§ **Task material**

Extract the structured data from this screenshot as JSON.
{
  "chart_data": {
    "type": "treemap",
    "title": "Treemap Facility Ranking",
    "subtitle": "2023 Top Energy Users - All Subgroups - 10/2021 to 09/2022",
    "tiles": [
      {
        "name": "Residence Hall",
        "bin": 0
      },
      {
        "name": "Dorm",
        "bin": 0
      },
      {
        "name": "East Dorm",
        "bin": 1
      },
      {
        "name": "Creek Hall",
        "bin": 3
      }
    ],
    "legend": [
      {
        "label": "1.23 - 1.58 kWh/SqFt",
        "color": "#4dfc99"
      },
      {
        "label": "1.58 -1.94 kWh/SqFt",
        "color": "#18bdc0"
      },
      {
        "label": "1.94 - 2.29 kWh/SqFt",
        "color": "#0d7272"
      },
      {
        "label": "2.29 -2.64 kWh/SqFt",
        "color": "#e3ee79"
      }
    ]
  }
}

§ **Stated exercise**
Set down all of the records shown above once more, exactly.

§ **Solved exercise**
Extract the structured data from this screenshot as JSON.
{
  "chart_data": {
    "type": "treemap",
    "title": "Treemap Facility Ranking",
    "subtitle": "2023 Top Energy Users - All Subgroups - 10/2021 to 09/2022",
    "tiles": [
      {
        "name": "Residence Hall",
        "bin": 0
      },
      {
        "name": "Dorm",
        "bin": 0
      },
      {
        "name": "East Dorm",
        "bin": 1
      },
      {
        "name": "Creek Hall",
        "bin": 3
      }
    ],
    "legend": [
      {
        "label": "1.23 - 1.58 kWh/SqFt",
        "color": "#4dfc99"
      },
      {
        "label": "1.58 -1.94 kWh/SqFt",
        "color": "#18bdc0"
      },
      {
        "label": "1.94 - 2.29 kWh/SqFt",
        "color": "#0d7272"
      },
      {
        "label": "2.29 -2.64 kWh/SqFt",
        "color": "#e3ee79"
      }
    ]
  }
}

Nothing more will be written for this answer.